Element box listing:
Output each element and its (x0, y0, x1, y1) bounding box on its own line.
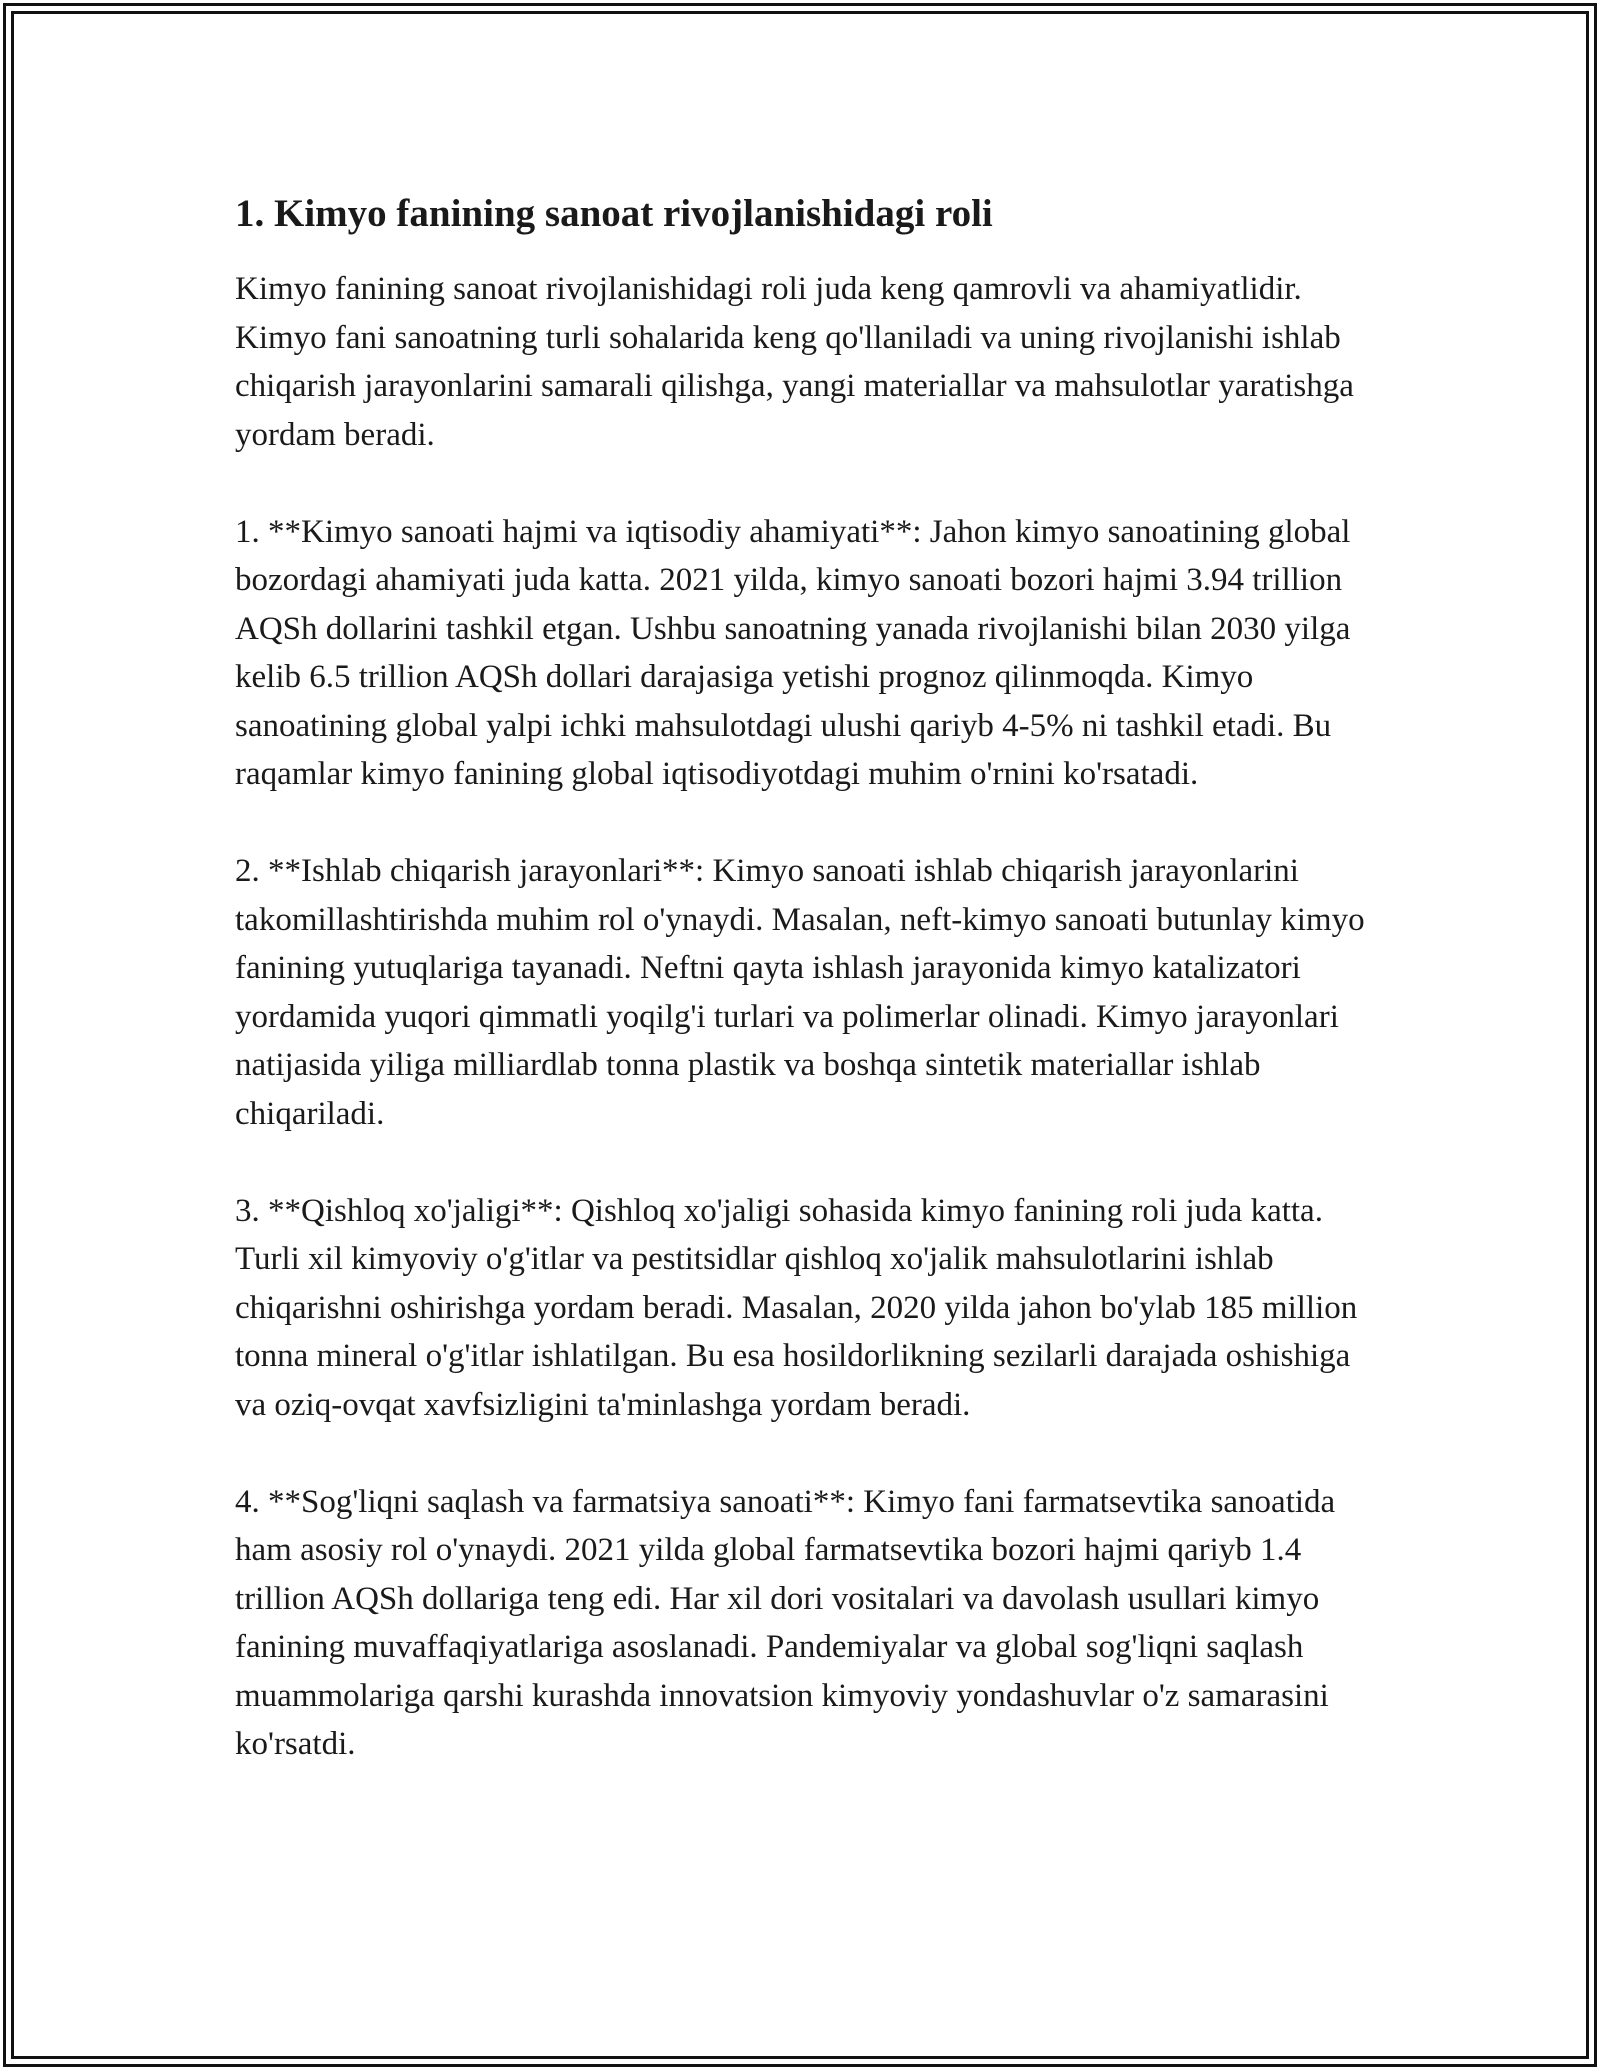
document-body (235, 185, 1385, 1769)
document-title: 1. Kimyo fanining sanoat rivojlanishidagi roli (235, 192, 993, 235)
section-paragraph-4: 4. **Sog'liqni saqlash va farmatsiya sanoati**: Kimyo fani farmatsevtika sanoatida ham asosiy rol o'ynaydi. 2021 yilda global farmatsevtika bozori hajmi qariyb 1.4 trillion AQSh dollariga teng edi. Har xil dori vositalari va davolash usullari kimyo fanining muvaffaqiyatlariga asoslanadi. Pandemiyalar va global sog'liqni saqlash muammolariga qarshi kurashda innovatsion kimyoviy yondashuvlar o'z samarasini ko'rsatdi. (235, 1483, 1336, 1762)
intro-paragraph: Kimyo fanining sanoat rivojlanishidagi roli juda keng qamrovli va ahamiyatlidir. Kimyo fani sanoatning turli sohalarida keng qo'llaniladi va uning rivojlanishi ishlab chiqarish jarayonlarini samarali qilishga, yangi materiallar va mahsulotlar yaratishga yordam beradi. (235, 271, 1354, 453)
section-paragraph-2: 2. **Ishlab chiqarish jarayonlari**: Kimyo sanoati ishlab chiqarish jarayonlarini takomillashtirishda muhim rol o'ynaydi. Masalan, neft-kimyo sanoati butunlay kimyo fanining yutuqlariga tayanadi. Neftni qayta ishlash jarayonida kimyo katalizatori yordamida yuqori qimmatli yoqilg'i turlari va polimerlar olinadi. Kimyo jarayonlari natijasida yiliga milliardlab tonna plastik va boshqa sintetik materiallar ishlab chiqariladi. (235, 853, 1365, 1132)
section-paragraph-1: 1. **Kimyo sanoati hajmi va iqtisodiy ahamiyati**: Jahon kimyo sanoatining global bozordagi ahamiyati juda katta. 2021 yilda, kimyo sanoati bozori hajmi 3.94 trillion AQSh dollarini tashkil etgan. Ushbu sanoatning yanada rivojlanishi bilan 2030 yilga kelib 6.5 trillion AQSh dollari darajasiga yetishi prognoz qilinmoqda. Kimyo sanoatining global yalpi ichki mahsulotdagi ulushi qariyb 4-5% ni tashkil etadi. Bu raqamlar kimyo fanining global iqtisodiyotdagi muhim o'rnini ko'rsatadi. (235, 513, 1351, 792)
section-paragraph-3: 3. **Qishloq xo'jaligi**: Qishloq xo'jaligi sohasida kimyo fanining roli juda katta. Turli xil kimyoviy o'g'itlar va pestitsidlar qishloq xo'jalik mahsulotlarini ishlab chiqarishni oshirishga yordam beradi. Masalan, 2020 yilda jahon bo'ylab 185 million tonna mineral o'g'itlar ishlatilgan. Bu esa hosildorlikning sezilarli darajada oshishiga va oziq-ovqat xavfsizligini ta'minlashga yordam beradi. (235, 1192, 1358, 1423)
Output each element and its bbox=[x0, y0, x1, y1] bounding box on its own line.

The task: Could you repeat the lines of the listing above, without any change, from the line containing "document-body (235, 185, 1385, 1769)" through the line containing "section-paragraph-2: 2. **Ishlab"?

Result of the exercise:
document-body (235, 185, 1385, 1769)
document-title: 1. Kimyo fanining sanoat rivojlanishidagi roli (235, 192, 993, 235)
section-paragraph-4: 4. **Sog'liqni saqlash va farmatsiya sanoati**: Kimyo fani farmatsevtika sanoatida ham asosiy rol o'ynaydi. 2021 yilda global farmatsevtika bozori hajmi qariyb 1.4 trillion AQSh dollariga teng edi. Har xil dori vositalari va davolash usullari kimyo fanining muvaffaqiyatlariga asoslanadi. Pandemiyalar va global sog'liqni saqlash muammolariga qarshi kurashda innovatsion kimyoviy yondashuvlar o'z samarasini ko'rsatdi. (235, 1483, 1336, 1762)
intro-paragraph: Kimyo fanining sanoat rivojlanishidagi roli juda keng qamrovli va ahamiyatlidir. Kimyo fani sanoatning turli sohalarida keng qo'llaniladi va uning rivojlanishi ishlab chiqarish jarayonlarini samarali qilishga, yangi materiallar va mahsulotlar yaratishga yordam beradi. (235, 271, 1354, 453)
section-paragraph-2: 2. **Ishlab chiqarish jarayonlari**: Kimyo sanoati ishlab chiqarish jarayonlarini takomillashtirishda muhim rol o'ynaydi. Masalan, neft-kimyo sanoati butunlay kimyo fanining yutuqlariga tayanadi. Neftni qayta ishlash jarayonida kimyo katalizatori yordamida yuqori qimmatli yoqilg'i turlari va polimerlar olinadi. Kimyo jarayonlari natijasida yiliga milliardlab tonna plastik va boshqa sintetik materiallar ishlab chiqariladi. (235, 853, 1365, 1132)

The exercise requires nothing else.